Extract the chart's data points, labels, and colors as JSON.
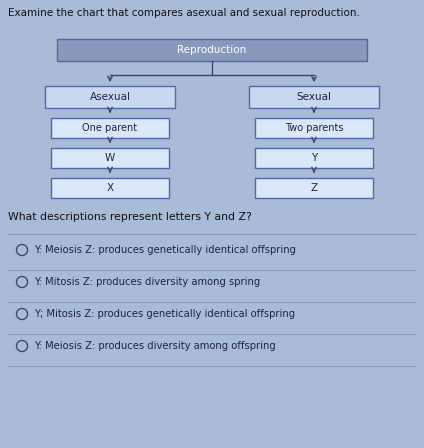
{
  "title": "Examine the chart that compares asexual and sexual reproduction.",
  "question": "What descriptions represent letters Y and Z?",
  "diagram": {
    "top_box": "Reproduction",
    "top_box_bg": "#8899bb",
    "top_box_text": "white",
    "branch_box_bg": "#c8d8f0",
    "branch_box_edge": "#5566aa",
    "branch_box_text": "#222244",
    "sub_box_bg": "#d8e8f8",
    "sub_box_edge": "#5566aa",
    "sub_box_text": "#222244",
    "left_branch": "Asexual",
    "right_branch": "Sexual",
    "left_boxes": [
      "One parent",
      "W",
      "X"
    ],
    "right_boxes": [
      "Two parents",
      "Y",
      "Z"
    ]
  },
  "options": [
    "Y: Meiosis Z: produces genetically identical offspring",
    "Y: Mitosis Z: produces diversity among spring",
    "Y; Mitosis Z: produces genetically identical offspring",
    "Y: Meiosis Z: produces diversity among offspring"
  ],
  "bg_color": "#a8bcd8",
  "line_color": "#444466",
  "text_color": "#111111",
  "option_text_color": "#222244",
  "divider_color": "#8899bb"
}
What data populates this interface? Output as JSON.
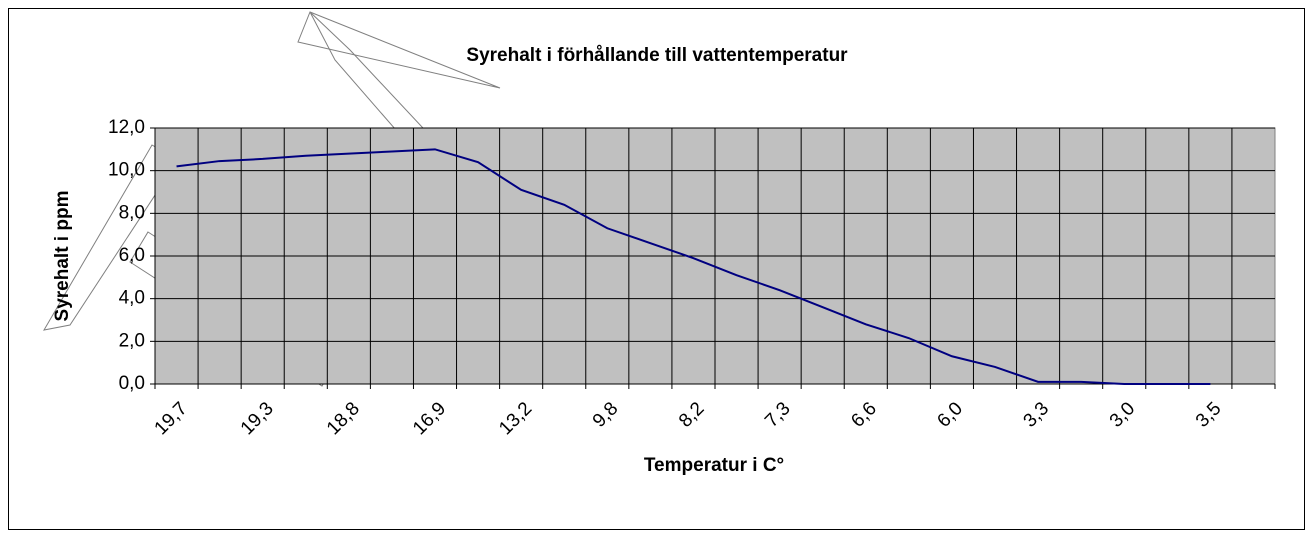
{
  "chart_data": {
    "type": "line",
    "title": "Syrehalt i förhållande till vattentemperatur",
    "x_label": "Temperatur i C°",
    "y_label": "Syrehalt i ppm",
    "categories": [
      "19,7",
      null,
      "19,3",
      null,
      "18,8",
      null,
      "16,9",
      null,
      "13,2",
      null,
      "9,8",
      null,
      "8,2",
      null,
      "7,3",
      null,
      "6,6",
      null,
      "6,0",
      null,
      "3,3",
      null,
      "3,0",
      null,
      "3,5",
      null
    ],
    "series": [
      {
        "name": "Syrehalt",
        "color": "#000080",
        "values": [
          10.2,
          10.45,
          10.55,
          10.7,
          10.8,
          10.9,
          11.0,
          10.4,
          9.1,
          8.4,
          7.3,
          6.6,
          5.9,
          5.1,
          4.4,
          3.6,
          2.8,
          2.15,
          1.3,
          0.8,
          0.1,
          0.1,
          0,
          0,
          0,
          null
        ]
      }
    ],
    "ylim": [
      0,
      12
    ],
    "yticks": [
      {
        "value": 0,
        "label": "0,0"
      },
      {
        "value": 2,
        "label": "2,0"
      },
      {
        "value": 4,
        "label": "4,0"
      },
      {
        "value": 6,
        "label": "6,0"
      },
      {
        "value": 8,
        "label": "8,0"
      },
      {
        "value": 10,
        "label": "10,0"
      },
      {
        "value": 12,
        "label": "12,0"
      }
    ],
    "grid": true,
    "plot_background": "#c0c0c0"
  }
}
------------
● **Directive**
Omitting all images, retype each line of the records precisely.

● **Result**
Extract the chart's data points, labels, and colors as JSON.
{
  "title": "Examine the chart that compares asexual and sexual reproduction.",
  "question": "What descriptions represent letters Y and Z?",
  "diagram": {
    "top_box": "Reproduction",
    "top_box_bg": "#8899bb",
    "top_box_text": "white",
    "branch_box_bg": "#c8d8f0",
    "branch_box_edge": "#5566aa",
    "branch_box_text": "#222244",
    "sub_box_bg": "#d8e8f8",
    "sub_box_edge": "#5566aa",
    "sub_box_text": "#222244",
    "left_branch": "Asexual",
    "right_branch": "Sexual",
    "left_boxes": [
      "One parent",
      "W",
      "X"
    ],
    "right_boxes": [
      "Two parents",
      "Y",
      "Z"
    ]
  },
  "options": [
    "Y: Meiosis Z: produces genetically identical offspring",
    "Y: Mitosis Z: produces diversity among spring",
    "Y; Mitosis Z: produces genetically identical offspring",
    "Y: Meiosis Z: produces diversity among offspring"
  ],
  "bg_color": "#a8bcd8",
  "line_color": "#444466",
  "text_color": "#111111",
  "option_text_color": "#222244",
  "divider_color": "#8899bb"
}
What data populates this interface? Output as JSON.
{
  "chart_data": {
    "type": "line",
    "title": "Syrehalt i förhållande till vattentemperatur",
    "x_label": "Temperatur i C°",
    "y_label": "Syrehalt i ppm",
    "categories": [
      "19,7",
      null,
      "19,3",
      null,
      "18,8",
      null,
      "16,9",
      null,
      "13,2",
      null,
      "9,8",
      null,
      "8,2",
      null,
      "7,3",
      null,
      "6,6",
      null,
      "6,0",
      null,
      "3,3",
      null,
      "3,0",
      null,
      "3,5",
      null
    ],
    "series": [
      {
        "name": "Syrehalt",
        "color": "#000080",
        "values": [
          10.2,
          10.45,
          10.55,
          10.7,
          10.8,
          10.9,
          11.0,
          10.4,
          9.1,
          8.4,
          7.3,
          6.6,
          5.9,
          5.1,
          4.4,
          3.6,
          2.8,
          2.15,
          1.3,
          0.8,
          0.1,
          0.1,
          0,
          0,
          0,
          null
        ]
      }
    ],
    "ylim": [
      0,
      12
    ],
    "yticks": [
      {
        "value": 0,
        "label": "0,0"
      },
      {
        "value": 2,
        "label": "2,0"
      },
      {
        "value": 4,
        "label": "4,0"
      },
      {
        "value": 6,
        "label": "6,0"
      },
      {
        "value": 8,
        "label": "8,0"
      },
      {
        "value": 10,
        "label": "10,0"
      },
      {
        "value": 12,
        "label": "12,0"
      }
    ],
    "grid": true,
    "plot_background": "#c0c0c0"
  }
}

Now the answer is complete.